### EXERCISE DETAILS:
Here are some records; quote them exactly, leaving out the pictures.

### RECORDS TO USE:
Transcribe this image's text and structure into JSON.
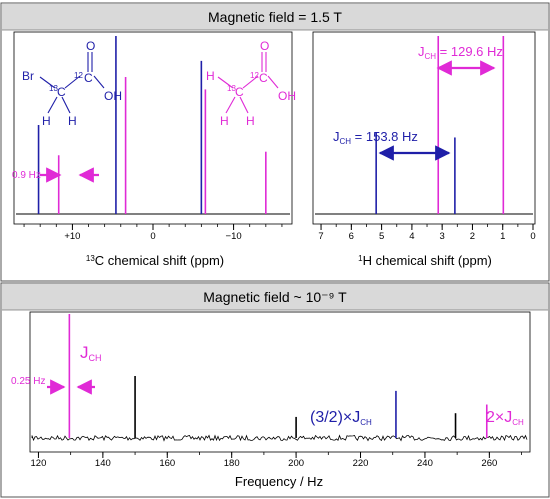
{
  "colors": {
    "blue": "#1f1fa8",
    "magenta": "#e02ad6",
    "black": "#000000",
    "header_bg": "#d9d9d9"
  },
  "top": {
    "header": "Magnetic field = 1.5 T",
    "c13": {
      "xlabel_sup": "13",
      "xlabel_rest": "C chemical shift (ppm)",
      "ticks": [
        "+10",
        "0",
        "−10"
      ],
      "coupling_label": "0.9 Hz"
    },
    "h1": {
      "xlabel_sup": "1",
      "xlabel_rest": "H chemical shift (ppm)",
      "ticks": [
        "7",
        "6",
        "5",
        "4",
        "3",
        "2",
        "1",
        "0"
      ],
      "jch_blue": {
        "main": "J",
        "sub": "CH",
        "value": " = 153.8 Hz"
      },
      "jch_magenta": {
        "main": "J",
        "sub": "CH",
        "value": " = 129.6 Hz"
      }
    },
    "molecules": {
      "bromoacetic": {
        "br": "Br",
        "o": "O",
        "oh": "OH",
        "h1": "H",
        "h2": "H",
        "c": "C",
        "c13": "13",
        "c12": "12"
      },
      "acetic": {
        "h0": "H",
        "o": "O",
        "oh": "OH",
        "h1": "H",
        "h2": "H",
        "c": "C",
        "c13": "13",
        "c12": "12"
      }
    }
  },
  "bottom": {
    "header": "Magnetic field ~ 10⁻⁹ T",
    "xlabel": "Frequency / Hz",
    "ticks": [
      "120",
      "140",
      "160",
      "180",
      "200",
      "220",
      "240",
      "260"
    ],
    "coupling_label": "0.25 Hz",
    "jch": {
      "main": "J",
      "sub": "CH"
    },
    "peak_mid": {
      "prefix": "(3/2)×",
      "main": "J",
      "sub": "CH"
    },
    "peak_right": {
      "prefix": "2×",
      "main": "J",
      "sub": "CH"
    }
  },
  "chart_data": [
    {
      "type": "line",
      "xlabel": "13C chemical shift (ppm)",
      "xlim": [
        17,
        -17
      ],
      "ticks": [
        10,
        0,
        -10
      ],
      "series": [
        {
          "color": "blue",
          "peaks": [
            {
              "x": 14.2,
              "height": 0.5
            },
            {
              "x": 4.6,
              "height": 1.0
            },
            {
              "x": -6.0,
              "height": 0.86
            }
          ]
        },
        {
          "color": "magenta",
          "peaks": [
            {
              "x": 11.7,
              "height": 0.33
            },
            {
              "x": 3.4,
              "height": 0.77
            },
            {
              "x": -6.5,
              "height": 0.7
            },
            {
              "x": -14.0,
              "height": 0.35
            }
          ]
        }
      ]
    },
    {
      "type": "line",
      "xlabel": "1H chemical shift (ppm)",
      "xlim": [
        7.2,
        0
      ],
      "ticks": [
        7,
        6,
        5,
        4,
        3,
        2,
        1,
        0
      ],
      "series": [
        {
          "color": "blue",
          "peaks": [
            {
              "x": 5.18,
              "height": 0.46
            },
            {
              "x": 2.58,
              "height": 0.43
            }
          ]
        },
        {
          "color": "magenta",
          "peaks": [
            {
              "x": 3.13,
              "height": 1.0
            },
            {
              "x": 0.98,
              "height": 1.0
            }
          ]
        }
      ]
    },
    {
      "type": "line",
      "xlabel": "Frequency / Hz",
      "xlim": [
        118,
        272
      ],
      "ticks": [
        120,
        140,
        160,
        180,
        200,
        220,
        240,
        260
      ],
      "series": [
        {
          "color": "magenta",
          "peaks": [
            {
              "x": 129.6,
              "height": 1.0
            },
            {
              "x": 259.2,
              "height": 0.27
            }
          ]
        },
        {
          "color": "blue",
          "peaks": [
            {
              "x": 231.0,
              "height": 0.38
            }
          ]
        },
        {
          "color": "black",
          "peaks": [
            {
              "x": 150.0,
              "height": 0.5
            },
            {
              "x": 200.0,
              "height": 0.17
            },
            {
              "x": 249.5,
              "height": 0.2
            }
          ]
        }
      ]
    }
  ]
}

### ANSWER TO THIS PROBLEM:
Transcribe this image's text and structure into JSON.
{
  "colors": {
    "blue": "#1f1fa8",
    "magenta": "#e02ad6",
    "black": "#000000",
    "header_bg": "#d9d9d9"
  },
  "top": {
    "header": "Magnetic field = 1.5 T",
    "c13": {
      "xlabel_sup": "13",
      "xlabel_rest": "C chemical shift (ppm)",
      "ticks": [
        "+10",
        "0",
        "−10"
      ],
      "coupling_label": "0.9 Hz"
    },
    "h1": {
      "xlabel_sup": "1",
      "xlabel_rest": "H chemical shift (ppm)",
      "ticks": [
        "7",
        "6",
        "5",
        "4",
        "3",
        "2",
        "1",
        "0"
      ],
      "jch_blue": {
        "main": "J",
        "sub": "CH",
        "value": " = 153.8 Hz"
      },
      "jch_magenta": {
        "main": "J",
        "sub": "CH",
        "value": " = 129.6 Hz"
      }
    },
    "molecules": {
      "bromoacetic": {
        "br": "Br",
        "o": "O",
        "oh": "OH",
        "h1": "H",
        "h2": "H",
        "c": "C",
        "c13": "13",
        "c12": "12"
      },
      "acetic": {
        "h0": "H",
        "o": "O",
        "oh": "OH",
        "h1": "H",
        "h2": "H",
        "c": "C",
        "c13": "13",
        "c12": "12"
      }
    }
  },
  "bottom": {
    "header": "Magnetic field ~ 10⁻⁹ T",
    "xlabel": "Frequency / Hz",
    "ticks": [
      "120",
      "140",
      "160",
      "180",
      "200",
      "220",
      "240",
      "260"
    ],
    "coupling_label": "0.25 Hz",
    "jch": {
      "main": "J",
      "sub": "CH"
    },
    "peak_mid": {
      "prefix": "(3/2)×",
      "main": "J",
      "sub": "CH"
    },
    "peak_right": {
      "prefix": "2×",
      "main": "J",
      "sub": "CH"
    }
  },
  "chart_data": [
    {
      "type": "line",
      "xlabel": "13C chemical shift (ppm)",
      "xlim": [
        17,
        -17
      ],
      "ticks": [
        10,
        0,
        -10
      ],
      "series": [
        {
          "color": "blue",
          "peaks": [
            {
              "x": 14.2,
              "height": 0.5
            },
            {
              "x": 4.6,
              "height": 1.0
            },
            {
              "x": -6.0,
              "height": 0.86
            }
          ]
        },
        {
          "color": "magenta",
          "peaks": [
            {
              "x": 11.7,
              "height": 0.33
            },
            {
              "x": 3.4,
              "height": 0.77
            },
            {
              "x": -6.5,
              "height": 0.7
            },
            {
              "x": -14.0,
              "height": 0.35
            }
          ]
        }
      ]
    },
    {
      "type": "line",
      "xlabel": "1H chemical shift (ppm)",
      "xlim": [
        7.2,
        0
      ],
      "ticks": [
        7,
        6,
        5,
        4,
        3,
        2,
        1,
        0
      ],
      "series": [
        {
          "color": "blue",
          "peaks": [
            {
              "x": 5.18,
              "height": 0.46
            },
            {
              "x": 2.58,
              "height": 0.43
            }
          ]
        },
        {
          "color": "magenta",
          "peaks": [
            {
              "x": 3.13,
              "height": 1.0
            },
            {
              "x": 0.98,
              "height": 1.0
            }
          ]
        }
      ]
    },
    {
      "type": "line",
      "xlabel": "Frequency / Hz",
      "xlim": [
        118,
        272
      ],
      "ticks": [
        120,
        140,
        160,
        180,
        200,
        220,
        240,
        260
      ],
      "series": [
        {
          "color": "magenta",
          "peaks": [
            {
              "x": 129.6,
              "height": 1.0
            },
            {
              "x": 259.2,
              "height": 0.27
            }
          ]
        },
        {
          "color": "blue",
          "peaks": [
            {
              "x": 231.0,
              "height": 0.38
            }
          ]
        },
        {
          "color": "black",
          "peaks": [
            {
              "x": 150.0,
              "height": 0.5
            },
            {
              "x": 200.0,
              "height": 0.17
            },
            {
              "x": 249.5,
              "height": 0.2
            }
          ]
        }
      ]
    }
  ]
}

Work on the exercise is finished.